[TRECHO CITADO]
━━━
Distribuição normal.

Estatística é mais do que segunda opção de curso superior, é o estudo matemático de padrões percebidos no mundo. Um dos conceitos mais fascinantes dessa área de estudo é a distribuição normal: uma tendência quase que mágica de que os resultados de análises sobre os mais diferentes tipos de dados acabem formando uma curva específica de distribuição. E como o mundo é feito de padrões, temos muito o que perceber do mundo real através desse conceito matemático.

Eu não sou matemático, então nem esperem uma análise profunda da teoria aqui, só um resumo básico.

Aposto que você já viu um gráfico assim antes, né? Essa curva que parece um sino, uma montanha central de maiores probabilidades e as curvinhas descendo para uma linha reta nos extremos. Essa é uma distribuição normal. O próprio nome já entrega como ela se repete nos mais diversos tipos de análises: ela é o normal. Se você jogar dois dados e começar a somar os resultados, vai perceber que quanto mais vezes faz isso, mais os resultados se juntam num ponto central, formando essa curva.

No exemplo dos dados, é só pensar um pouco para perceber como não dava para escapar dessa curva: ele vai de 1 a 6, e as somas de dois ficam entre 2 e 12. Qual a chance de você pegar um resultado 2? Só quando os dois dados caírem com o 1 para cima. Qual a chance de você ver um resultado 7? Ah, aí tem muito mais chances: quando caírem 1 e 6, 2 e 5, 3 e 4 e o inverso também.

Ou seja: só ficamos com a soma de 2 em uma combinação de dados, mas podemos ter a soma de 7 em 6 jogadas diferentes! Se você começar a jogar os dados várias vezes, é natural que o número de somas 7 apareça muito mais vezes que o número de soma 2. E o mesmo vale para o 12: só temos a soma de 12 quando os dois dados caem com o 6 para cima.


Uma chance de somar 2, seis chances de somar 7 e uma chance de somar 12.


É difícil conseguir o número mais baixo, é fácil conseguir o número médio, é difícil conseguir o número mais alto. Distribuição normal. Serve para dados, serve para milhões de outras coisas. Se você repetir um experimento várias e várias vezes, a tendência é que tudo fique na média. A média é simplesmente o número que pode aparecer mais vezes por pura aleatoriedade.

Não é à toa que é um padrão comum no mundo, é o padrão dos padrões. Quanto maior a chance de acontecer, mais acontece. Se as chances forem iguais no começo da análise, a distribuição normal aparece rapidamente, mas o mais impressionante é que se você mudar a probabilidade, por exemplo, colocando mais peso num dos lados de um dado, se você continuar jogando ele muitas vezes, ele volta para algo muito próximo da distribuição normal. A natureza é teimosa assim.
━━━
[DADOS FORNECIDOS]
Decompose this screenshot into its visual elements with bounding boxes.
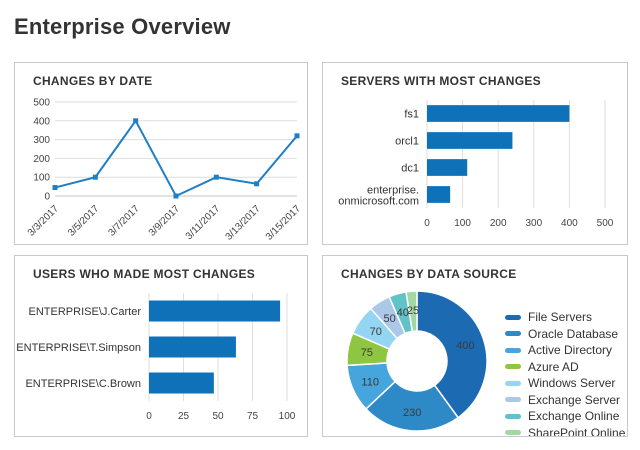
svg-text:ENTERPRISE\J.Carter: ENTERPRISE\J.Carter — [29, 306, 142, 318]
panel-title-data-source: CHANGES BY DATA SOURCE — [341, 267, 517, 281]
legend-swatch-icon — [505, 331, 521, 337]
svg-text:onmicrosoft.com: onmicrosoft.com — [338, 196, 419, 208]
svg-text:70: 70 — [370, 326, 382, 338]
bar-chart-servers[interactable]: 0 100 200 300 400 500 fs1 orcl1 dc1 enterprise. on… — [323, 90, 627, 244]
legend-item: File Servers — [505, 309, 625, 326]
panel-users-most-changes: USERS WHO MADE MOST CHANGES 0 25 50 75 100 EN… — [14, 255, 308, 437]
svg-text:75: 75 — [247, 411, 259, 422]
legend-swatch-icon — [505, 430, 521, 436]
legend-item: Windows Server — [505, 375, 625, 392]
legend-item: Azure AD — [505, 359, 625, 376]
line-chart-changes-by-date[interactable]: 0 100 200 300 400 500 3/3/2017 3/5/2017 3/7/2017… — [15, 90, 307, 244]
donut-legend: File Servers Oracle Database Active Direct… — [505, 309, 626, 437]
svg-text:3/3/2017: 3/3/2017 — [26, 203, 62, 239]
legend-swatch-icon — [505, 413, 521, 419]
svg-text:400: 400 — [561, 218, 578, 229]
svg-text:50: 50 — [384, 313, 396, 325]
svg-text:300: 300 — [33, 135, 50, 146]
svg-text:50: 50 — [212, 411, 224, 422]
svg-text:500: 500 — [597, 218, 614, 229]
svg-text:0: 0 — [44, 192, 50, 203]
legend-swatch-icon — [505, 380, 521, 386]
svg-text:fs1: fs1 — [404, 109, 419, 121]
svg-text:3/13/2017: 3/13/2017 — [224, 203, 264, 242]
legend-item: Exchange Server — [505, 392, 625, 409]
svg-text:400: 400 — [33, 116, 50, 127]
svg-text:230: 230 — [403, 407, 421, 419]
svg-text:dc1: dc1 — [401, 163, 419, 175]
svg-text:3/5/2017: 3/5/2017 — [66, 203, 102, 239]
legend-swatch-icon — [505, 397, 521, 403]
legend-label: Exchange Server — [528, 392, 621, 407]
svg-text:100: 100 — [454, 218, 471, 229]
svg-text:25: 25 — [407, 305, 419, 317]
legend-swatch-icon — [505, 347, 521, 353]
svg-text:40: 40 — [397, 307, 409, 319]
legend-label: Active Directory — [528, 343, 613, 358]
donut-chart-data-source[interactable]: 400 230 110 75 70 50 40 25 — [331, 285, 503, 436]
legend-item: Oracle Database — [505, 326, 625, 343]
svg-text:110: 110 — [361, 376, 379, 388]
svg-text:400: 400 — [456, 340, 474, 352]
legend-swatch-icon — [505, 364, 521, 370]
legend-label: Oracle Database — [528, 326, 619, 341]
legend-item: Active Directory — [505, 342, 625, 359]
panel-changes-by-date: CHANGES BY DATE 0 100 200 300 400 500 3/3/2017… — [14, 62, 308, 245]
svg-text:ENTERPRISE\C.Brown: ENTERPRISE\C.Brown — [25, 378, 141, 390]
legend-item: SharePoint Online — [505, 425, 626, 437]
svg-text:200: 200 — [33, 154, 50, 165]
legend-label: SharePoint Online — [528, 425, 626, 437]
svg-text:3/11/2017: 3/11/2017 — [184, 203, 223, 242]
legend-label: Exchange Online — [528, 409, 620, 424]
svg-text:3/7/2017: 3/7/2017 — [106, 203, 142, 239]
bar-chart-users[interactable]: 0 25 50 75 100 ENTERPRISE\J.Carter ENTERPRISE\… — [15, 283, 307, 436]
svg-text:ENTERPRISE\T.Simpson: ENTERPRISE\T.Simpson — [16, 342, 141, 354]
svg-text:25: 25 — [178, 411, 190, 422]
svg-text:orcl1: orcl1 — [395, 136, 419, 148]
svg-text:enterprise.: enterprise. — [367, 185, 419, 197]
svg-text:0: 0 — [424, 218, 430, 229]
legend-label: Windows Server — [528, 376, 616, 391]
legend-item: Exchange Online — [505, 408, 625, 425]
svg-text:3/15/2017: 3/15/2017 — [264, 203, 304, 242]
panel-title-changes-by-date: CHANGES BY DATE — [33, 74, 153, 88]
legend-swatch-icon — [505, 314, 521, 320]
svg-text:100: 100 — [279, 411, 296, 422]
svg-text:500: 500 — [33, 98, 50, 109]
legend-label: File Servers — [528, 310, 593, 325]
panel-changes-by-data-source: CHANGES BY DATA SOURCE 400 230 110 75 70 50 40… — [322, 255, 628, 437]
svg-text:75: 75 — [361, 347, 373, 359]
panel-title-users: USERS WHO MADE MOST CHANGES — [33, 267, 256, 281]
svg-text:3/9/2017: 3/9/2017 — [147, 203, 183, 239]
panel-servers-with-most-changes: SERVERS WITH MOST CHANGES 0 100 200 300 400 5… — [322, 62, 628, 245]
panel-title-servers: SERVERS WITH MOST CHANGES — [341, 74, 541, 88]
svg-text:300: 300 — [525, 218, 542, 229]
legend-label: Azure AD — [528, 359, 579, 374]
svg-text:0: 0 — [146, 411, 152, 422]
svg-text:100: 100 — [33, 173, 50, 184]
page-title: Enterprise Overview — [14, 14, 231, 39]
svg-text:200: 200 — [490, 218, 507, 229]
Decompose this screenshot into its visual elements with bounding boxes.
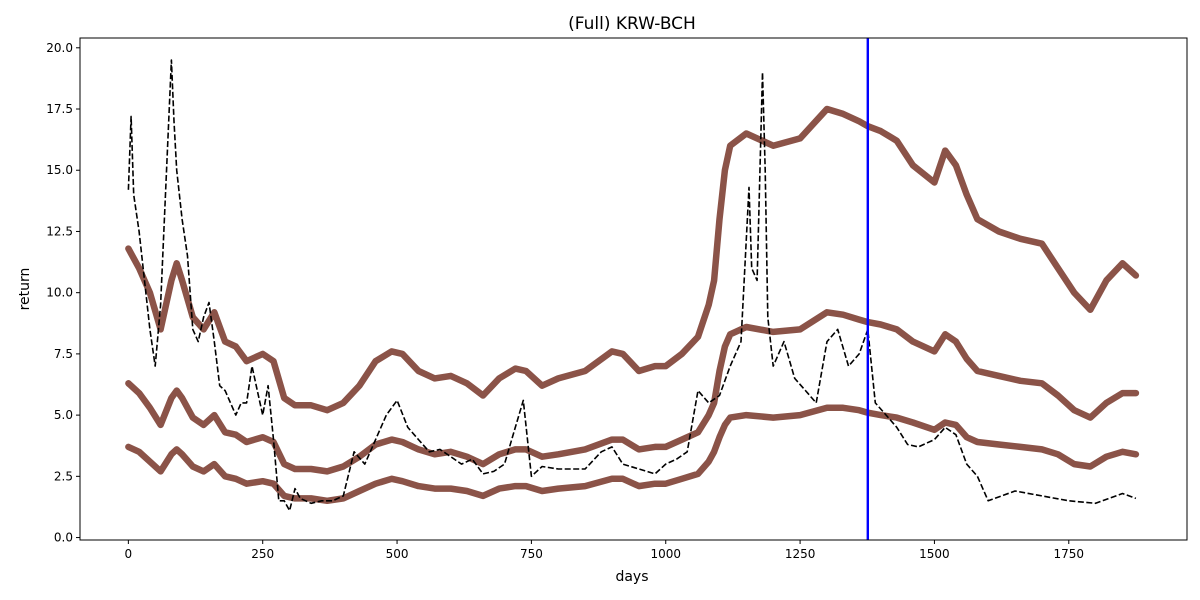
lower-band-line — [125, 404, 1140, 505]
y-tick-label: 0.0 — [54, 531, 73, 545]
x-tick-label: 1000 — [650, 547, 681, 561]
x-tick-label: 250 — [251, 547, 274, 561]
y-tick-label: 20.0 — [46, 41, 73, 55]
x-tick-label: 750 — [520, 547, 543, 561]
y-tick-label: 5.0 — [54, 408, 73, 422]
chart-title: (Full) KRW-BCH — [568, 14, 696, 34]
y-tick-label: 10.0 — [46, 286, 73, 300]
y-axis: 0.0 2.5 5.0 7.5 10.0 12.5 15.0 17.5 20.0 — [46, 41, 80, 545]
x-axis: 0 250 500 750 1000 1250 1500 1750 — [125, 540, 1085, 561]
y-tick-label: 17.5 — [46, 102, 73, 116]
x-tick-label: 500 — [386, 547, 409, 561]
x-tick-label: 1250 — [785, 547, 816, 561]
plot-frame — [79, 37, 1188, 541]
price-line — [127, 59, 1137, 512]
y-tick-label: 15.0 — [46, 163, 73, 177]
x-tick-label: 1500 — [919, 547, 950, 561]
upper-band-line — [125, 105, 1140, 414]
x-tick-label: 0 — [125, 547, 133, 561]
y-axis-label: return — [17, 268, 33, 311]
y-tick-label: 2.5 — [54, 469, 73, 483]
plot-area — [79, 37, 1188, 541]
middle-band-line — [125, 309, 1140, 475]
series-layer — [125, 59, 1140, 512]
x-axis-label: days — [615, 569, 648, 585]
y-tick-label: 7.5 — [54, 347, 73, 361]
x-tick-label: 1750 — [1054, 547, 1085, 561]
y-tick-label: 12.5 — [46, 224, 73, 238]
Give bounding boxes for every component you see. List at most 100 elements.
━━━
[DESAFIO 1]
Segundo o texto sobre distribuição normal, de quantas maneiras diferentes dois dados podem somar 7?
[DESAFIO 2]
Prossiga com o texto sobre distribuição normal a partir da última frase apresentada.
As linhas fornecidas não são necessárias.

[RESPOSTA 1]
De seis maneiras diferentes.

[RESPOSTA 2]
Quanto mais vezes uma coisa acontece, menos importa o quanto você tentou interferir, porque o que você faz começa a ter menos impacto do que as chances naturais das coisas acontecerem. Essas curvas de probabilidade foram descritas pelos humanos, mas não dependem da nossa vontade para surgir. É uma das regras do universo: a do menor esforço. Se é mais fácil que dois dados somados mostrem 7 como resultado, esse é o caminho que as coisas vão seguir. Se é mais difícil que a soma seja 2 ou 12, evidente que vai acontecer muito menos.

Ainda nesse tema estatístico, é importante falar sobre o Desvio Padrão, que é um cálculo da chance de um resultado aparecer longe da média. É matemática mais avançada, mas tem uma parte simples que é bom manter em mente: se você dividir as chances em 3 blocos para cada lado em cima da curva, vai perceber que 68% das vezes o resultado está a um desvio padrão, 95% das vezes entre dois desvios padrão e 99,7% das vezes entre três desvios padrão.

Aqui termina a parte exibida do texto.